• Your objective:
Sift the material for lines containing "Lounge", and return them.

+-------+

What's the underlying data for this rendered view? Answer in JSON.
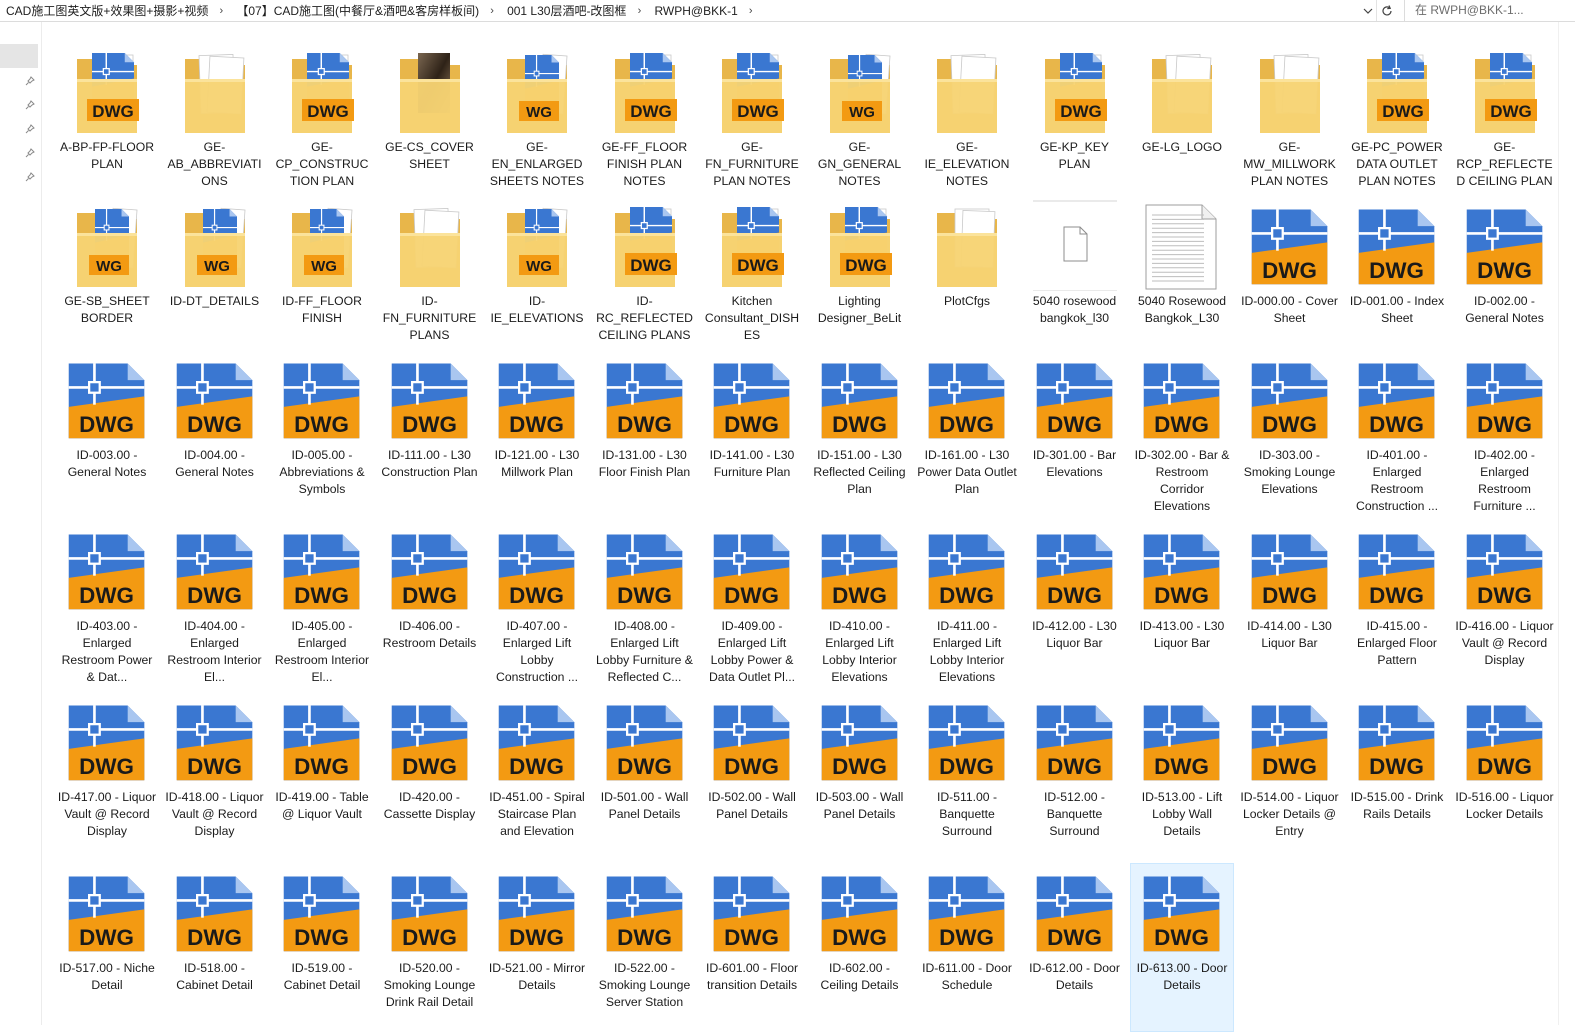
{
  "window": {
    "breadcrumb": [
      "CAD施工图英文版+效果图+摄影+视频",
      "【07】CAD施工图(中餐厅&酒吧&客房样板间)",
      "001 L30层酒吧-改图框",
      "RWPH@BKK-1"
    ],
    "search_placeholder": "在 RWPH@BKK-1..."
  },
  "colors": {
    "dwg_blue": "#3a77d1",
    "dwg_orange": "#f39a12",
    "folder_yellow": "#f7d372",
    "selection": "#e5f3ff"
  },
  "items": [
    {
      "label": "A-BP-FP-FLOOR PLAN",
      "kind": "folder-dwg"
    },
    {
      "label": "GE-AB_ABBREVIATIONS",
      "kind": "folder-doc"
    },
    {
      "label": "GE-CP_CONSTRUCTION PLAN NOTES",
      "kind": "folder-dwg"
    },
    {
      "label": "GE-CS_COVER SHEET",
      "kind": "folder-photo"
    },
    {
      "label": "GE-EN_ENLARGED SHEETS NOTES",
      "kind": "folder-mixed"
    },
    {
      "label": "GE-FF_FLOOR FINISH PLAN NOTES",
      "kind": "folder-dwg"
    },
    {
      "label": "GE-FN_FURNITURE PLAN NOTES",
      "kind": "folder-dwg"
    },
    {
      "label": "GE-GN_GENERAL NOTES",
      "kind": "folder-mixed"
    },
    {
      "label": "GE-IE_ELEVATION NOTES",
      "kind": "folder-doc"
    },
    {
      "label": "GE-KP_KEY PLAN",
      "kind": "folder-dwg"
    },
    {
      "label": "GE-LG_LOGO",
      "kind": "folder-doc"
    },
    {
      "label": "GE-MW_MILLWORK PLAN NOTES",
      "kind": "folder-doc"
    },
    {
      "label": "GE-PC_POWER DATA OUTLET PLAN NOTES",
      "kind": "folder-dwg"
    },
    {
      "label": "GE-RCP_REFLECTED CEILING PLAN NOTES",
      "kind": "folder-dwg"
    },
    {
      "label": "GE-SB_SHEET BORDER",
      "kind": "folder-mixed"
    },
    {
      "label": "ID-DT_DETAILS",
      "kind": "folder-mixed"
    },
    {
      "label": "ID-FF_FLOOR FINISH",
      "kind": "folder-mixed"
    },
    {
      "label": "ID-FN_FURNITURE PLANS",
      "kind": "folder-doc"
    },
    {
      "label": "ID-IE_ELEVATIONS",
      "kind": "folder-mixed"
    },
    {
      "label": "ID-RC_REFLECTED CEILING PLANS",
      "kind": "folder-dwg"
    },
    {
      "label": "Kitchen Consultant_DISHES",
      "kind": "folder-dwg"
    },
    {
      "label": "Lighting Designer_BeLit",
      "kind": "folder-dwg"
    },
    {
      "label": "PlotCfgs",
      "kind": "folder-empty"
    },
    {
      "label": "5040 rosewood bangkok_l30",
      "kind": "blank"
    },
    {
      "label": "5040 Rosewood Bangkok_L30",
      "kind": "text"
    },
    {
      "label": "ID-000.00 - Cover Sheet",
      "kind": "dwg"
    },
    {
      "label": "ID-001.00 - Index Sheet",
      "kind": "dwg"
    },
    {
      "label": "ID-002.00 - General Notes",
      "kind": "dwg"
    },
    {
      "label": "ID-003.00 - General Notes",
      "kind": "dwg"
    },
    {
      "label": "ID-004.00 - General Notes",
      "kind": "dwg"
    },
    {
      "label": "ID-005.00 - Abbreviations & Symbols",
      "kind": "dwg"
    },
    {
      "label": "ID-111.00 - L30 Construction Plan",
      "kind": "dwg"
    },
    {
      "label": "ID-121.00 - L30 Millwork Plan",
      "kind": "dwg"
    },
    {
      "label": "ID-131.00 - L30 Floor Finish Plan",
      "kind": "dwg"
    },
    {
      "label": "ID-141.00 - L30 Furniture Plan",
      "kind": "dwg"
    },
    {
      "label": "ID-151.00 - L30 Reflected Ceiling Plan",
      "kind": "dwg"
    },
    {
      "label": "ID-161.00 - L30 Power Data Outlet Plan",
      "kind": "dwg"
    },
    {
      "label": "ID-301.00 - Bar Elevations",
      "kind": "dwg"
    },
    {
      "label": "ID-302.00 - Bar & Restroom Corridor Elevations",
      "kind": "dwg"
    },
    {
      "label": "ID-303.00 - Smoking Lounge Elevations",
      "kind": "dwg"
    },
    {
      "label": "ID-401.00 - Enlarged Restroom Construction ...",
      "kind": "dwg"
    },
    {
      "label": "ID-402.00 - Enlarged Restroom Furniture ...",
      "kind": "dwg"
    },
    {
      "label": "ID-403.00 - Enlarged Restroom Power & Dat...",
      "kind": "dwg"
    },
    {
      "label": "ID-404.00 - Enlarged Restroom Interior El...",
      "kind": "dwg"
    },
    {
      "label": "ID-405.00 - Enlarged Restroom Interior El...",
      "kind": "dwg"
    },
    {
      "label": "ID-406.00 - Restroom Details",
      "kind": "dwg"
    },
    {
      "label": "ID-407.00 - Enlarged Lift Lobby Construction ...",
      "kind": "dwg"
    },
    {
      "label": "ID-408.00 - Enlarged Lift Lobby Furniture & Reflected C...",
      "kind": "dwg"
    },
    {
      "label": "ID-409.00 - Enlarged Lift Lobby Power & Data Outlet Pl...",
      "kind": "dwg"
    },
    {
      "label": "ID-410.00 - Enlarged Lift Lobby Interior Elevations",
      "kind": "dwg"
    },
    {
      "label": "ID-411.00 - Enlarged Lift Lobby Interior Elevations",
      "kind": "dwg"
    },
    {
      "label": "ID-412.00 - L30 Liquor Bar",
      "kind": "dwg"
    },
    {
      "label": "ID-413.00 - L30 Liquor Bar",
      "kind": "dwg"
    },
    {
      "label": "ID-414.00 - L30 Liquor Bar",
      "kind": "dwg"
    },
    {
      "label": "ID-415.00 - Enlarged Floor Pattern",
      "kind": "dwg"
    },
    {
      "label": "ID-416.00 - Liquor Vault @ Record Display",
      "kind": "dwg"
    },
    {
      "label": "ID-417.00 - Liquor Vault @ Record Display",
      "kind": "dwg"
    },
    {
      "label": "ID-418.00 - Liquor Vault @ Record Display",
      "kind": "dwg"
    },
    {
      "label": "ID-419.00 - Table @ Liquor Vault",
      "kind": "dwg"
    },
    {
      "label": "ID-420.00 - Cassette Display",
      "kind": "dwg"
    },
    {
      "label": "ID-451.00 - Spiral Staircase Plan and Elevation",
      "kind": "dwg"
    },
    {
      "label": "ID-501.00 - Wall Panel Details",
      "kind": "dwg"
    },
    {
      "label": "ID-502.00 - Wall Panel Details",
      "kind": "dwg"
    },
    {
      "label": "ID-503.00 - Wall Panel Details",
      "kind": "dwg"
    },
    {
      "label": "ID-511.00 - Banquette Surround",
      "kind": "dwg"
    },
    {
      "label": "ID-512.00 - Banquette Surround",
      "kind": "dwg"
    },
    {
      "label": "ID-513.00 - Lift Lobby Wall Details",
      "kind": "dwg"
    },
    {
      "label": "ID-514.00 - Liquor Locker Details @ Entry",
      "kind": "dwg"
    },
    {
      "label": "ID-515.00 - Drink Rails Details",
      "kind": "dwg"
    },
    {
      "label": "ID-516.00 - Liquor Locker Details",
      "kind": "dwg"
    },
    {
      "label": "ID-517.00 - Niche Detail",
      "kind": "dwg"
    },
    {
      "label": "ID-518.00 - Cabinet Detail",
      "kind": "dwg"
    },
    {
      "label": "ID-519.00 - Cabinet Detail",
      "kind": "dwg"
    },
    {
      "label": "ID-520.00 - Smoking Lounge Drink Rail Detail",
      "kind": "dwg"
    },
    {
      "label": "ID-521.00 - Mirror Details",
      "kind": "dwg"
    },
    {
      "label": "ID-522.00 - Smoking Lounge Server Station",
      "kind": "dwg"
    },
    {
      "label": "ID-601.00 - Floor transition Details",
      "kind": "dwg"
    },
    {
      "label": "ID-602.00 - Ceiling Details",
      "kind": "dwg"
    },
    {
      "label": "ID-611.00 - Door Schedule",
      "kind": "dwg"
    },
    {
      "label": "ID-612.00 - Door Details",
      "kind": "dwg"
    },
    {
      "label": "ID-613.00 - Door Details",
      "kind": "dwg",
      "selected": true
    }
  ]
}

+-------+

• Correct output:
      "label": "ID-303.00 - Smoking Lounge Elevations",
      "label": "ID-520.00 - Smoking Lounge Drink Rail Detail",
      "label": "ID-522.00 - Smoking Lounge Server Station",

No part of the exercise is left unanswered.